What to work on: Look at each line of the records and count those with "Energy" in them. Please answer with the count alone.

=-=-=

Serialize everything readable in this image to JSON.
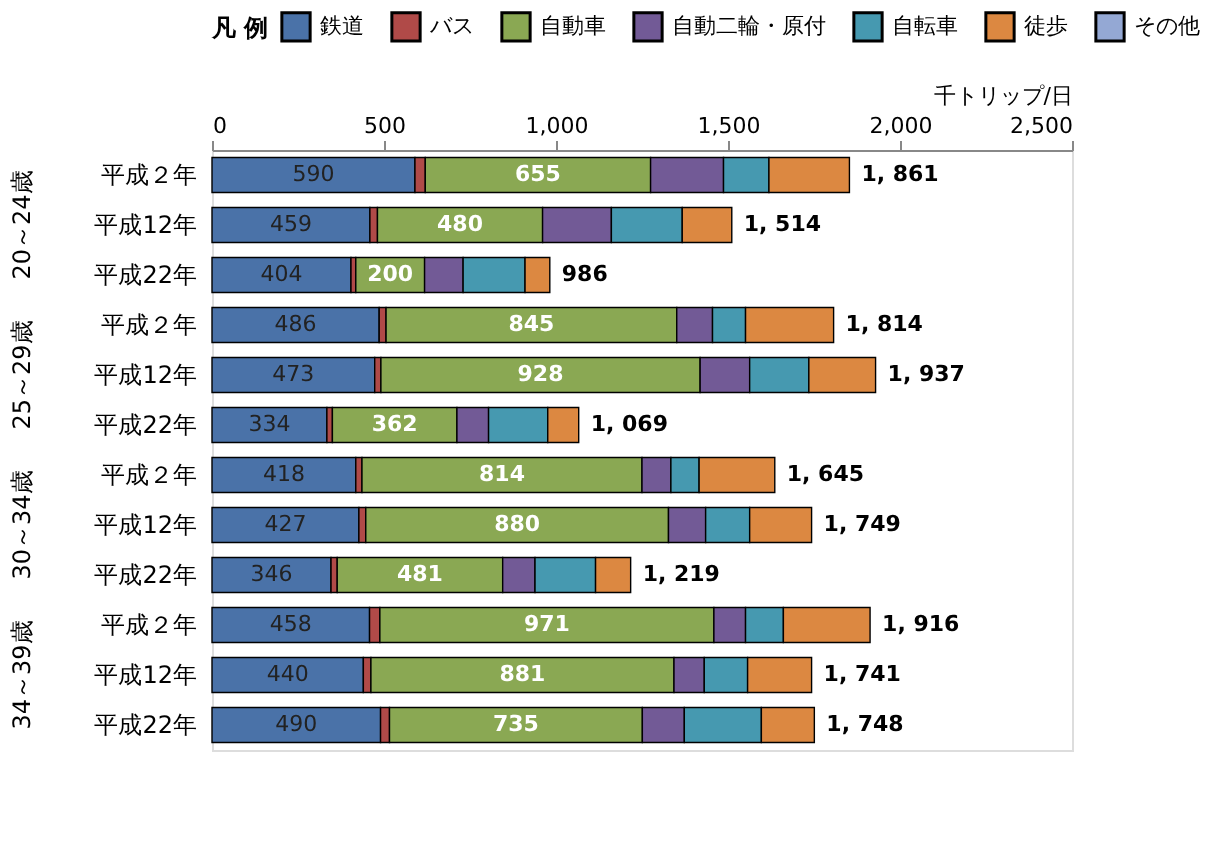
{
  "chart_data": {
    "type": "bar",
    "orientation": "horizontal",
    "stacked": true,
    "xlabel": "千トリップ/日",
    "legend_title": "凡 例",
    "legend": "top",
    "grid": false,
    "categories": [
      "平成２年",
      "平成12年",
      "平成22年",
      "平成２年",
      "平成12年",
      "平成22年",
      "平成２年",
      "平成12年",
      "平成22年",
      "平成２年",
      "平成12年",
      "平成22年"
    ],
    "xlim": [
      0,
      2500
    ],
    "xticks": [
      0,
      {
        "value": 500,
        "label": "500"
      },
      {
        "value": 1000,
        "label": "1,000"
      },
      {
        "value": 1500,
        "label": "1,500"
      },
      {
        "value": 2000,
        "label": "2,000"
      },
      {
        "value": 2500,
        "label": "2,500"
      }
    ],
    "series": [
      {
        "name": "鉄道",
        "color": "#4a72a8",
        "values": [
          590,
          459,
          404,
          486,
          473,
          334,
          418,
          427,
          346,
          458,
          440,
          490
        ],
        "value_labels": [
          "590",
          "459",
          "404",
          "486",
          "473",
          "334",
          "418",
          "427",
          "346",
          "458",
          "440",
          "490"
        ]
      },
      {
        "name": "バス",
        "color": "#b04a48",
        "values": [
          30,
          22,
          14,
          20,
          18,
          16,
          18,
          20,
          18,
          30,
          22,
          26
        ]
      },
      {
        "name": "自動車",
        "color": "#8aa853",
        "values": [
          655,
          480,
          200,
          845,
          928,
          362,
          814,
          880,
          481,
          971,
          881,
          735
        ],
        "value_labels": [
          "655",
          "480",
          "200",
          "845",
          "928",
          "362",
          "814",
          "880",
          "481",
          "971",
          "881",
          "735"
        ]
      },
      {
        "name": "自動二輪・原付",
        "color": "#725a96",
        "values": [
          212,
          200,
          112,
          104,
          144,
          92,
          84,
          108,
          94,
          92,
          88,
          122
        ]
      },
      {
        "name": "自転車",
        "color": "#4699b0",
        "values": [
          132,
          206,
          180,
          96,
          172,
          172,
          82,
          128,
          176,
          110,
          126,
          224
        ]
      },
      {
        "name": "徒歩",
        "color": "#dc8841",
        "values": [
          234,
          144,
          72,
          256,
          194,
          90,
          220,
          180,
          102,
          252,
          186,
          154
        ]
      },
      {
        "name": "その他",
        "color": "#94a8d4",
        "values": [
          null,
          null,
          null,
          null,
          null,
          null,
          null,
          null,
          null,
          null,
          null,
          null
        ]
      }
    ],
    "totals": [
      "1, 861",
      "1, 514",
      "986",
      "1, 814",
      "1, 937",
      "1, 069",
      "1, 645",
      "1, 749",
      "1, 219",
      "1, 916",
      "1, 741",
      "1, 748"
    ],
    "annotations": [
      "20～24歳",
      "25～29歳",
      "30～34歳",
      "34～39歳"
    ]
  }
}
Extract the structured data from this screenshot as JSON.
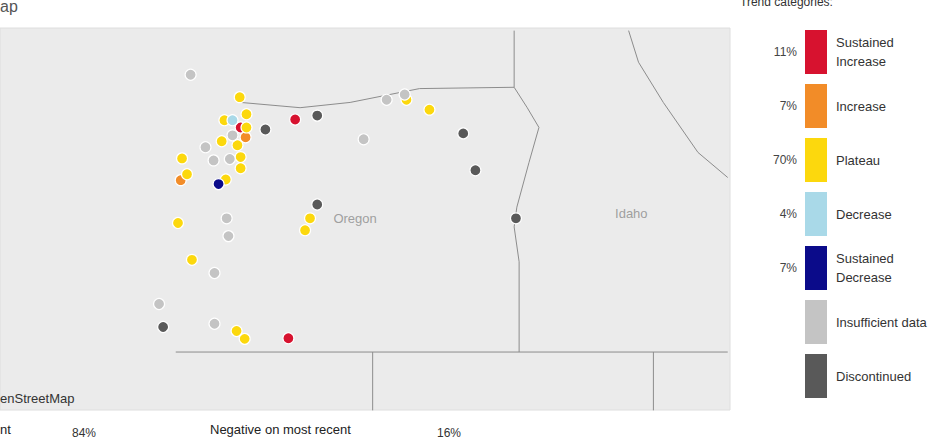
{
  "chart_data": {
    "type": "scatter",
    "title": "ap",
    "legend_title": "Trend categories:",
    "xlim": [
      -128.4,
      -112.2
    ],
    "ylim": [
      41.1,
      46.9
    ],
    "tick_labels": false,
    "grid": false,
    "series": [
      {
        "name": "Sustained Increase",
        "color": "#d7122f",
        "share": 11,
        "share_label": "11%",
        "x": [
          -123.06,
          -121.85,
          -122.0
        ],
        "values": [
          45.39,
          45.51,
          42.19
        ]
      },
      {
        "name": "Increase",
        "color": "#f28c28",
        "share": 7,
        "share_label": "7%",
        "x": [
          -122.95,
          -124.39
        ],
        "values": [
          45.24,
          44.59
        ]
      },
      {
        "name": "Plateau",
        "color": "#fcd80d",
        "share": 70,
        "share_label": "70%",
        "x": [
          -123.08,
          -123.42,
          -122.93,
          -122.93,
          -123.48,
          -123.13,
          -123.06,
          -123.06,
          -124.36,
          -124.25,
          -123.39,
          -119.38,
          -118.87,
          -121.52,
          -121.63,
          -124.45,
          -124.14,
          -123.15,
          -122.97
        ],
        "values": [
          45.85,
          45.5,
          45.59,
          45.39,
          45.18,
          45.12,
          44.94,
          44.77,
          44.92,
          44.68,
          44.6,
          45.81,
          45.66,
          44.01,
          43.83,
          43.94,
          43.38,
          42.3,
          42.18
        ]
      },
      {
        "name": "Decrease",
        "color": "#a9d9e8",
        "share": 4,
        "share_label": "4%",
        "x": [
          -123.24
        ],
        "values": [
          45.5
        ]
      },
      {
        "name": "Sustained Decrease",
        "color": "#0b0b8a",
        "share": 7,
        "share_label": "7%",
        "x": [
          -123.55
        ],
        "values": [
          44.53
        ]
      },
      {
        "name": "Insufficient data",
        "color": "#c4c4c4",
        "x": [
          -124.17,
          -123.24,
          -123.84,
          -123.66,
          -123.3,
          -120.33,
          -119.82,
          -119.42,
          -123.37,
          -123.33,
          -123.64,
          -124.87,
          -123.64
        ],
        "values": [
          46.19,
          45.27,
          45.09,
          44.89,
          44.91,
          45.21,
          45.81,
          45.89,
          44.01,
          43.74,
          43.18,
          42.71,
          42.41
        ]
      },
      {
        "name": "Discontinued",
        "color": "#595959",
        "x": [
          -122.51,
          -121.36,
          -118.12,
          -117.85,
          -116.95,
          -121.36,
          -124.78
        ],
        "values": [
          45.36,
          45.57,
          45.3,
          44.74,
          44.01,
          44.22,
          42.36
        ]
      }
    ],
    "boundaries": [
      [
        [
          -123.06,
          45.77
        ],
        [
          -121.74,
          45.69
        ],
        [
          -120.63,
          45.77
        ],
        [
          -119.09,
          45.98
        ],
        [
          -116.99,
          46.0
        ]
      ],
      [
        [
          -116.99,
          46.0
        ],
        [
          -116.99,
          46.86
        ]
      ],
      [
        [
          -116.99,
          46.0
        ],
        [
          -116.7,
          45.69
        ],
        [
          -116.44,
          45.39
        ],
        [
          -116.66,
          44.86
        ],
        [
          -116.93,
          44.18
        ],
        [
          -116.99,
          43.88
        ],
        [
          -116.88,
          43.35
        ],
        [
          -116.88,
          41.98
        ]
      ],
      [
        [
          -124.5,
          41.98
        ],
        [
          -112.25,
          41.98
        ]
      ],
      [
        [
          -120.13,
          41.98
        ],
        [
          -120.13,
          41.09
        ]
      ],
      [
        [
          -113.9,
          41.98
        ],
        [
          -113.9,
          41.09
        ]
      ],
      [
        [
          -114.45,
          46.86
        ],
        [
          -114.23,
          46.38
        ],
        [
          -113.68,
          45.77
        ],
        [
          -112.91,
          45.01
        ],
        [
          -112.25,
          44.63
        ]
      ]
    ],
    "annotations": [
      {
        "text": "Oregon",
        "x": -120.52,
        "y": 44.01
      },
      {
        "text": "Idaho",
        "x": -114.39,
        "y": 44.09
      }
    ],
    "attribution": "enStreetMap",
    "footer": [
      {
        "label": "nt",
        "value": 84,
        "value_label": "84%"
      },
      {
        "label": "Negative on most recent",
        "value": 16,
        "value_label": "16%"
      }
    ]
  }
}
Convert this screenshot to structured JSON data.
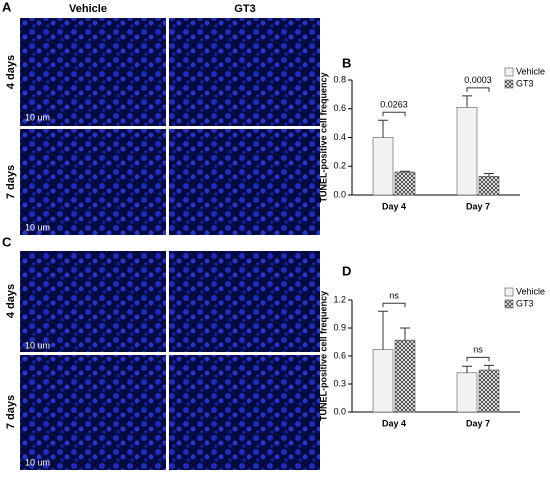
{
  "panels": {
    "A": {
      "label": "A",
      "columns": [
        "Vehicle",
        "GT3"
      ],
      "rows": [
        "4 days",
        "7 days"
      ],
      "scale_bar": "10 um"
    },
    "C": {
      "label": "C",
      "rows": [
        "4 days",
        "7 days"
      ],
      "scale_bar": "10 um"
    },
    "B": {
      "label": "B"
    },
    "D": {
      "label": "D"
    }
  },
  "chart_data": [
    {
      "type": "bar",
      "y_label": "TUNEL-positive cell frequency",
      "categories": [
        "Day 4",
        "Day 7"
      ],
      "series": [
        {
          "name": "Vehicle",
          "color": "#f2f2f2",
          "hatch": false,
          "values": [
            0.4,
            0.61
          ],
          "errors": [
            0.12,
            0.08
          ]
        },
        {
          "name": "GT3",
          "color": "#9a9a9a",
          "hatch": true,
          "values": [
            0.16,
            0.13
          ],
          "errors": [
            0.005,
            0.02
          ]
        }
      ],
      "annotations": [
        "0.0263",
        "0.0003"
      ],
      "ylim": [
        0,
        0.8
      ],
      "yticks": [
        {
          "value": 0,
          "label": "0.0"
        },
        0.2,
        0.4,
        0.6,
        0.8
      ]
    },
    {
      "type": "bar",
      "y_label": "TUNEL-positive cell frequency",
      "categories": [
        "Day 4",
        "Day 7"
      ],
      "series": [
        {
          "name": "Vehicle",
          "color": "#f2f2f2",
          "hatch": false,
          "values": [
            0.67,
            0.42
          ],
          "errors": [
            0.41,
            0.07
          ]
        },
        {
          "name": "GT3",
          "color": "#9a9a9a",
          "hatch": true,
          "values": [
            0.77,
            0.45
          ],
          "errors": [
            0.13,
            0.05
          ]
        }
      ],
      "annotations": [
        "ns",
        "ns"
      ],
      "ylim": [
        0,
        1.2
      ],
      "yticks": [
        {
          "value": 0,
          "label": "0.0"
        },
        0.3,
        0.6,
        0.9,
        1.2
      ]
    }
  ]
}
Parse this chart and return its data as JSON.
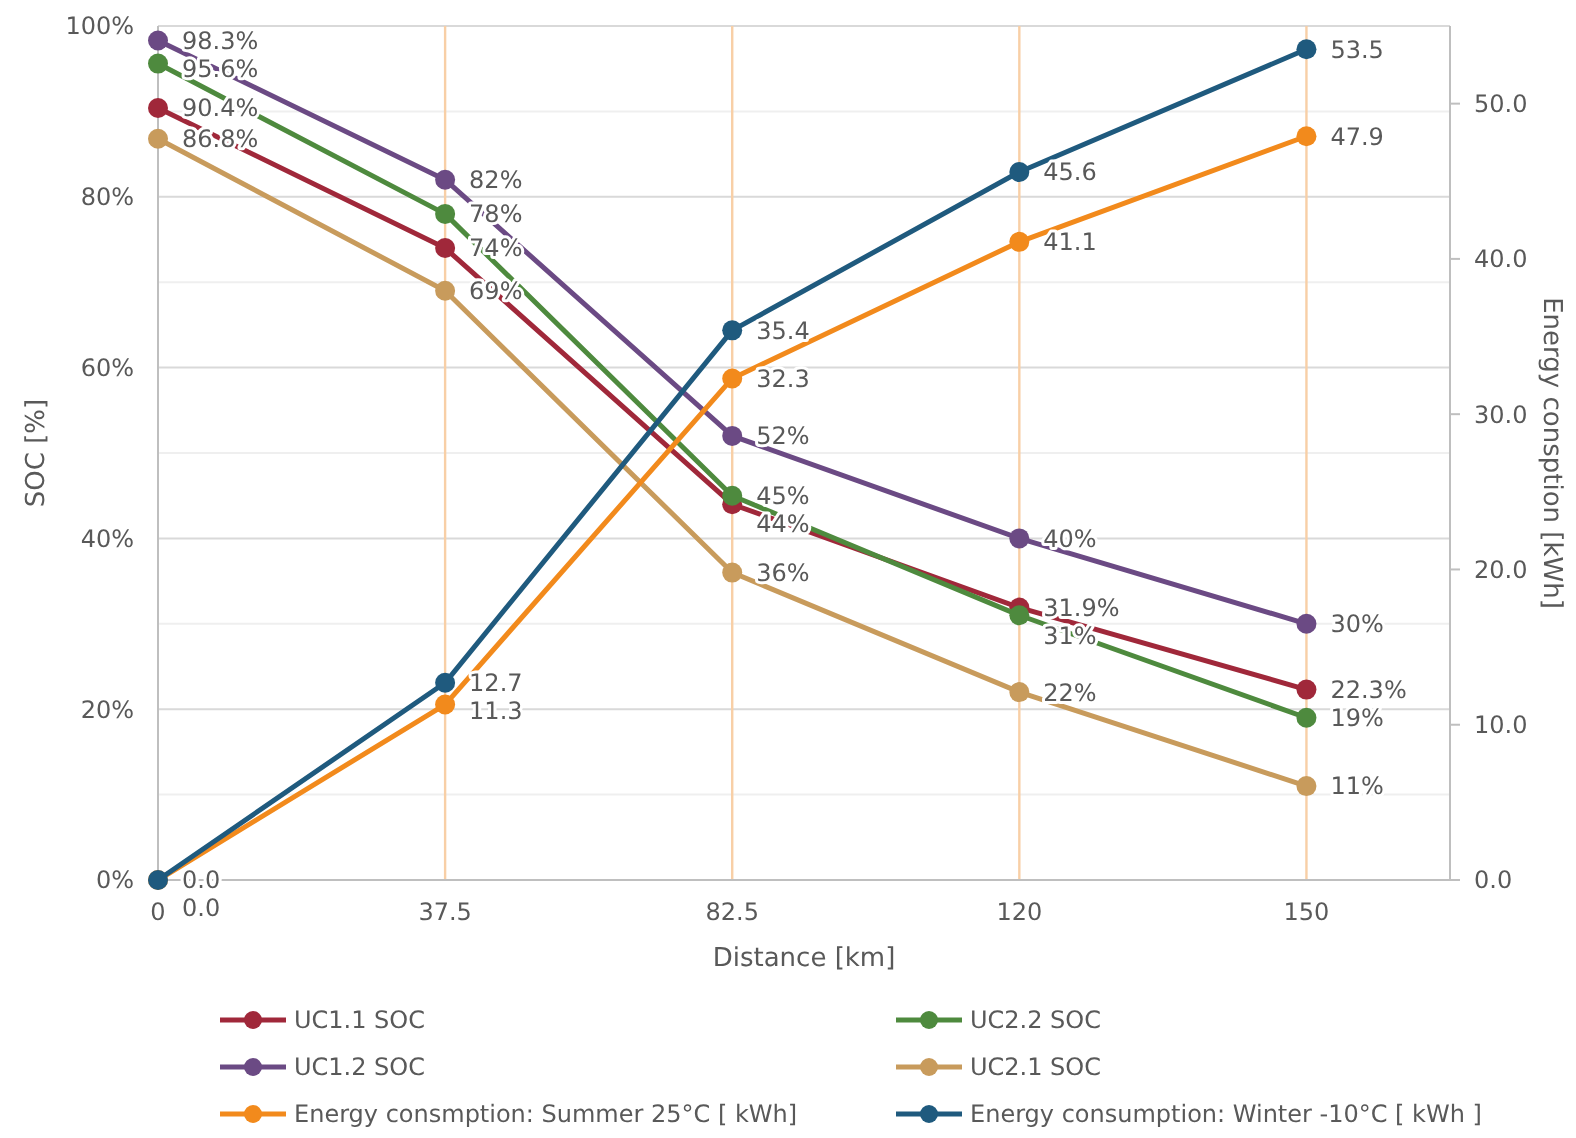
{
  "chart_data": {
    "type": "line",
    "xlabel": "Distance [km]",
    "ylabel": "SOC [%]",
    "y2label": "Energy consption [kWh]",
    "categories": [
      "0",
      "37.5",
      "82.5",
      "120",
      "150"
    ],
    "series": [
      {
        "name": "UC1.1 SOC",
        "color": "#a0283a",
        "values": [
          90.4,
          74,
          44,
          31.9,
          22.3
        ],
        "value_labels": [
          "90.4%",
          "74%",
          "44%",
          "31.9%",
          "22.3%"
        ]
      },
      {
        "name": "UC2.2 SOC",
        "color": "#4e8a3e",
        "values": [
          95.6,
          78,
          45,
          31,
          19
        ],
        "value_labels": [
          "95.6%",
          "78%",
          "45%",
          "31%",
          "19%"
        ]
      },
      {
        "name": "UC1.2 SOC",
        "color": "#6b4a84",
        "values": [
          98.3,
          82,
          52,
          40,
          30
        ],
        "value_labels": [
          "98.3%",
          "82%",
          "52%",
          "40%",
          "30%"
        ]
      },
      {
        "name": "UC2.1 SOC",
        "color": "#c89b5c",
        "values": [
          86.8,
          69,
          36,
          22,
          11
        ],
        "value_labels": [
          "86.8%",
          "69%",
          "36%",
          "22%",
          "11%"
        ]
      },
      {
        "name": "Energy consmption: Summer 25°C [ kWh]",
        "color": "#f28a1c",
        "axis": "y2",
        "values": [
          0,
          11.3,
          32.3,
          41.1,
          47.9
        ],
        "value_labels": [
          "0.0",
          "11.3",
          "32.3",
          "41.1",
          "47.9"
        ]
      },
      {
        "name": "Energy consumption: Winter -10°C [ kWh ]",
        "color": "#1f5a7e",
        "axis": "y2",
        "values": [
          0,
          12.7,
          35.4,
          45.6,
          53.5
        ],
        "value_labels": [
          "0.0",
          "12.7",
          "35.4",
          "45.6",
          "53.5"
        ]
      }
    ],
    "ylim": [
      0,
      100
    ],
    "yticks": [
      {
        "value": 0,
        "label": "0%"
      },
      {
        "value": 10,
        "label": null
      },
      {
        "value": 20,
        "label": "20%"
      },
      {
        "value": 30,
        "label": null
      },
      {
        "value": 40,
        "label": "40%"
      },
      {
        "value": 50,
        "label": null
      },
      {
        "value": 60,
        "label": "60%"
      },
      {
        "value": 70,
        "label": null
      },
      {
        "value": 80,
        "label": "80%"
      },
      {
        "value": 90,
        "label": null
      },
      {
        "value": 100,
        "label": "100%"
      }
    ],
    "y2lim": [
      0,
      55
    ],
    "y2ticks": [
      {
        "value": 0,
        "label": "0.0"
      },
      {
        "value": 10,
        "label": "10.0"
      },
      {
        "value": 20,
        "label": "20.0"
      },
      {
        "value": 30,
        "label": "30.0"
      },
      {
        "value": 40,
        "label": "40.0"
      },
      {
        "value": 50,
        "label": "50.0"
      }
    ],
    "grid": true,
    "legend": "bottom",
    "marker": "circle",
    "line_style": "solid"
  }
}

=-=-=

Reply: 3